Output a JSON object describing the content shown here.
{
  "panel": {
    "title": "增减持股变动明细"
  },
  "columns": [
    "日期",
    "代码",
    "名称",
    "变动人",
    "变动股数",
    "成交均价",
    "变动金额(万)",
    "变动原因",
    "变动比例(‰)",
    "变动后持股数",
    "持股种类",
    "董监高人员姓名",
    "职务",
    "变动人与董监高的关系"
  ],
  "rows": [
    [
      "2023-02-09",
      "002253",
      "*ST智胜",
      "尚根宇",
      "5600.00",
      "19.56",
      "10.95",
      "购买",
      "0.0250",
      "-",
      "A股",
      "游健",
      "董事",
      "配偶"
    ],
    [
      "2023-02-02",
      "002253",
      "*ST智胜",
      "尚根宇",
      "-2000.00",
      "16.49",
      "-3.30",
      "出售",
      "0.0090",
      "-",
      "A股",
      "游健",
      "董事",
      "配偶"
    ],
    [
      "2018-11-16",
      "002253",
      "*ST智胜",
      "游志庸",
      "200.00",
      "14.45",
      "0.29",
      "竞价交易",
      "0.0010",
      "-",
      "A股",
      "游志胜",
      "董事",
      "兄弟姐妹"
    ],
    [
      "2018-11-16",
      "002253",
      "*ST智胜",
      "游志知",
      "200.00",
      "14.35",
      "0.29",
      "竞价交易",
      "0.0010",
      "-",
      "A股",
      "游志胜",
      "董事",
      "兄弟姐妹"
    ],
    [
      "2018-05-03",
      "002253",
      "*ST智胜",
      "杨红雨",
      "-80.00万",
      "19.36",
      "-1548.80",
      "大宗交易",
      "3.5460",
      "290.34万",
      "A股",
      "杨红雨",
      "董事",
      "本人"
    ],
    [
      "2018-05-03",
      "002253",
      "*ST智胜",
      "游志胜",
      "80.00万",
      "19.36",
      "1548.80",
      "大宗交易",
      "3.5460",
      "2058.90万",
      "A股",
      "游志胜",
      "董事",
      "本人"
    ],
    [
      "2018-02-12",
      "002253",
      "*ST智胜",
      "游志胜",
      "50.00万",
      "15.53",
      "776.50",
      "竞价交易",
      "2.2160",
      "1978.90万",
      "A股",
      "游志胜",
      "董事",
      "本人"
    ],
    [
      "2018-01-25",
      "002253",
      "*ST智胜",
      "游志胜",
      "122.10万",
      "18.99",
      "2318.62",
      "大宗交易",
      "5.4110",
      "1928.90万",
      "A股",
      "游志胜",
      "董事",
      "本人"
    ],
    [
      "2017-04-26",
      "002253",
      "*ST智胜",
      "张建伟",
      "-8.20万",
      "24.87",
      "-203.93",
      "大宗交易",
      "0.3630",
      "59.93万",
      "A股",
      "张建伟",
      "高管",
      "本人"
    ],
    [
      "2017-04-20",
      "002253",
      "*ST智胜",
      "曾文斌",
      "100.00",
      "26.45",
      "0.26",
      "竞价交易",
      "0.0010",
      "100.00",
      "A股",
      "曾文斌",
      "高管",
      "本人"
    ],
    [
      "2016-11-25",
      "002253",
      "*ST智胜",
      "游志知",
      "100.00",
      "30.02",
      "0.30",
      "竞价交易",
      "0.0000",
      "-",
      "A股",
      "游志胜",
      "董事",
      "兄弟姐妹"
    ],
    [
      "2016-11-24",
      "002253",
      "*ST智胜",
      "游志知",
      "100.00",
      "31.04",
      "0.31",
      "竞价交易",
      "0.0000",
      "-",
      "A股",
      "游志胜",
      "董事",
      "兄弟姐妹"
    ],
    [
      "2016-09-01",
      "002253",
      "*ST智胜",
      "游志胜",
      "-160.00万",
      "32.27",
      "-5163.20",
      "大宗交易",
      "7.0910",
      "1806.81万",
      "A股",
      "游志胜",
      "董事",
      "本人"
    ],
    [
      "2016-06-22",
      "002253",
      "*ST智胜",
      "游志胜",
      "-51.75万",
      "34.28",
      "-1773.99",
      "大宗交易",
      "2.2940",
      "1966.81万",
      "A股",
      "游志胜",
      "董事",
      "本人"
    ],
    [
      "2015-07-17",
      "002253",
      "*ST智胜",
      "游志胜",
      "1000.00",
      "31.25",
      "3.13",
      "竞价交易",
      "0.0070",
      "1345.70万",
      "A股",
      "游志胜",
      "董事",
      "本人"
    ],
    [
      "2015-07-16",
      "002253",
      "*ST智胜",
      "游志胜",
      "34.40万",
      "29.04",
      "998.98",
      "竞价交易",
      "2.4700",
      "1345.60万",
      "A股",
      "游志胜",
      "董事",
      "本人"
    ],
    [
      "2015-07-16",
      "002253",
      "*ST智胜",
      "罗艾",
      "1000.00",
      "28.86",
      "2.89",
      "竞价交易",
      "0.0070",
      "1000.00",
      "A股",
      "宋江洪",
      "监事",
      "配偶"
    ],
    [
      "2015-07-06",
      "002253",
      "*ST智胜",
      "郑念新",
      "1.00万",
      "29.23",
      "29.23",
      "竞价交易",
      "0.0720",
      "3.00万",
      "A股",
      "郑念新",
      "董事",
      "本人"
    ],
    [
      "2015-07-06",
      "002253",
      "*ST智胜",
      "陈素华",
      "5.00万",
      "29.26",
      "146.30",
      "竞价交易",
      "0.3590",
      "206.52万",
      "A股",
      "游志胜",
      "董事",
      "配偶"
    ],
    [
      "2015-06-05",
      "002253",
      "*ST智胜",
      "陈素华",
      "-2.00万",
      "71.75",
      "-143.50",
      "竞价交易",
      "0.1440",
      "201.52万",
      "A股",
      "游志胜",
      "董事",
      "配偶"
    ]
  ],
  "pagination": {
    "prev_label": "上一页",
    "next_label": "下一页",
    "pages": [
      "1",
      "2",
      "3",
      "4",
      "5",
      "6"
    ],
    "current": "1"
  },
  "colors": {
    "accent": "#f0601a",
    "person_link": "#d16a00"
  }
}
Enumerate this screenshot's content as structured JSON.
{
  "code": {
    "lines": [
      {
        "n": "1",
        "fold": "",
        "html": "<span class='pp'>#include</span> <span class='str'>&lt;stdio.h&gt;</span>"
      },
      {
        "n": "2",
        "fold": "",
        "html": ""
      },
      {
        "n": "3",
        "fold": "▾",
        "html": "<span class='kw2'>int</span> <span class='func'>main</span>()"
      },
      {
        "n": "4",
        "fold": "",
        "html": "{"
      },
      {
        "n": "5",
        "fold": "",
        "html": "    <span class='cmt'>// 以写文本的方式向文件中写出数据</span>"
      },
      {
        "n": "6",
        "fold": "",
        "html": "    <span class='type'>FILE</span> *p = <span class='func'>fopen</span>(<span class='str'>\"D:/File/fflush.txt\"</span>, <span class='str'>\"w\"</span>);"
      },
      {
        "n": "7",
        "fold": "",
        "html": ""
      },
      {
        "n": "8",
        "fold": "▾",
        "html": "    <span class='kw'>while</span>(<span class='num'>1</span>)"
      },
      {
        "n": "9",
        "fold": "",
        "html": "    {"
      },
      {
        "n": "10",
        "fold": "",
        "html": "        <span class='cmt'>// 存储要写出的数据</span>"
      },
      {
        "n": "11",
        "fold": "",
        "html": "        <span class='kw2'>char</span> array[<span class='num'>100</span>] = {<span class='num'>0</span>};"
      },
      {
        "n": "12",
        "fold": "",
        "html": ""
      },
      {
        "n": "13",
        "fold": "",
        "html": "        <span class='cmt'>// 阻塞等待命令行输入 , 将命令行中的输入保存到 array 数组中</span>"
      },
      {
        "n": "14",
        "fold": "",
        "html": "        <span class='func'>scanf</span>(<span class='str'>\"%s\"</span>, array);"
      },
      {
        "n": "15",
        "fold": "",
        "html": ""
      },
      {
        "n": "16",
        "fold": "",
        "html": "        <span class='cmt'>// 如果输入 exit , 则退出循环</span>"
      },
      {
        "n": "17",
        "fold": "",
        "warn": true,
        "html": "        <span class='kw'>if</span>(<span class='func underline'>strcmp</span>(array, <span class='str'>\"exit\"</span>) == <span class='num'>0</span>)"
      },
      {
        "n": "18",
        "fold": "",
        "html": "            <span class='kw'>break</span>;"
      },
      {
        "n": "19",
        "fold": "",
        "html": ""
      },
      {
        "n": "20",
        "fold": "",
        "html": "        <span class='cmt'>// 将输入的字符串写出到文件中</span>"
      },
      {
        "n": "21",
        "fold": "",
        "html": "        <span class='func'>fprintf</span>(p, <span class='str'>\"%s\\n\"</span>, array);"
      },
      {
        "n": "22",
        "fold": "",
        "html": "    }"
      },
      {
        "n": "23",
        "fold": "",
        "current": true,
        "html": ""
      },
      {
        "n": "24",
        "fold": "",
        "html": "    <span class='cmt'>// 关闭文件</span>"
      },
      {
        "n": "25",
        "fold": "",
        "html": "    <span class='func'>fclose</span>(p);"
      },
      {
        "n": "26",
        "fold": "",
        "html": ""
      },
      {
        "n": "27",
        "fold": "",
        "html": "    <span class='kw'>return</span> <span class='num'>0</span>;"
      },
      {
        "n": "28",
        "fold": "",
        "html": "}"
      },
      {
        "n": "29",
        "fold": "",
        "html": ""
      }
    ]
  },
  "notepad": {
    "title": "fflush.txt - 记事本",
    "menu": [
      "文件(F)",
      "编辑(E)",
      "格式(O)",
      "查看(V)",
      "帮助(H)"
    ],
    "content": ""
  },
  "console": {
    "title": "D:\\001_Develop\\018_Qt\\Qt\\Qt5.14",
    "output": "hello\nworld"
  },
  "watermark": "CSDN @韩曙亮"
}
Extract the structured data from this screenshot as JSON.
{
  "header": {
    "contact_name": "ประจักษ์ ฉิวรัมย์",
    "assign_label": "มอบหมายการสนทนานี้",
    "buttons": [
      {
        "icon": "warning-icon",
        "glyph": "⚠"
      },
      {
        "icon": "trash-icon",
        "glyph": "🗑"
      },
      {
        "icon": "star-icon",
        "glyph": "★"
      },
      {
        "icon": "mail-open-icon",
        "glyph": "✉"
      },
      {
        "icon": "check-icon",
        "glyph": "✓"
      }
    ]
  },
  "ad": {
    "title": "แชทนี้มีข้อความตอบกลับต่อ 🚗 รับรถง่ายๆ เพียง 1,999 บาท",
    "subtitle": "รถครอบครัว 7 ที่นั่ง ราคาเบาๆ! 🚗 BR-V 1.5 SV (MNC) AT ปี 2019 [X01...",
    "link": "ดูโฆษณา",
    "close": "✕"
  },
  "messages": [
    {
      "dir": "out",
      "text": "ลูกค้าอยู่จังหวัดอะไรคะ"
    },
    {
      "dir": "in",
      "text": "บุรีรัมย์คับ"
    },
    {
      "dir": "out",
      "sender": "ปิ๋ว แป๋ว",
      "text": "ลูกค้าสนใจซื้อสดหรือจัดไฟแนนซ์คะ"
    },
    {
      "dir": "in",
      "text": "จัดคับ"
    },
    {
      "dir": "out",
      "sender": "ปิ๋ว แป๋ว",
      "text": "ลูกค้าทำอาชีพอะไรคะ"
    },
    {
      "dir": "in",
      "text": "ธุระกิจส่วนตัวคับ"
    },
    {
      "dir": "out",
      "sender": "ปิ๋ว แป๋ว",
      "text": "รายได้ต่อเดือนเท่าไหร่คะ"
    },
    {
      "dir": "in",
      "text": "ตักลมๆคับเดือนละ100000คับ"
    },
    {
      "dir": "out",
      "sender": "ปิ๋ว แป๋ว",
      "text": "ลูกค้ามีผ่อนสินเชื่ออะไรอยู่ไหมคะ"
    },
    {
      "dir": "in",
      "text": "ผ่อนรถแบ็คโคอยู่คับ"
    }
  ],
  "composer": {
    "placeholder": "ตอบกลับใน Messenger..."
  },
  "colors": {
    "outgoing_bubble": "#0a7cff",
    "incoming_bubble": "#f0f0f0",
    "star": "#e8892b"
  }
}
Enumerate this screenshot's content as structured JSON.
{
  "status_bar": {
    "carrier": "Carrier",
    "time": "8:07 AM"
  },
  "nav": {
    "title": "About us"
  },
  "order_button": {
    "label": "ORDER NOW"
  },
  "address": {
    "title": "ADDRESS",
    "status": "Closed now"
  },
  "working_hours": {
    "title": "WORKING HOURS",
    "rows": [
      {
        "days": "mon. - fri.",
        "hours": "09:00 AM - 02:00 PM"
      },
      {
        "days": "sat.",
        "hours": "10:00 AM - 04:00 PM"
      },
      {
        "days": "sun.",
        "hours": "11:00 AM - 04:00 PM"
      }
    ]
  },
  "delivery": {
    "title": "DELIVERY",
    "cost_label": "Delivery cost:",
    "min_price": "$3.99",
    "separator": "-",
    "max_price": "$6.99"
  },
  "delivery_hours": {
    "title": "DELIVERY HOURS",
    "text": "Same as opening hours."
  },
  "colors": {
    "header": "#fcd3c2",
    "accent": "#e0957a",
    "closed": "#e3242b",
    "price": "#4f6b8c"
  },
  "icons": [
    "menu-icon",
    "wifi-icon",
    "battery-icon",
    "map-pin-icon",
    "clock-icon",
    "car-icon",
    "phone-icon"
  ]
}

- The exercise
Count the lines in the material above where the string "fflush" appears, then state only that count.

- Exercise answer
2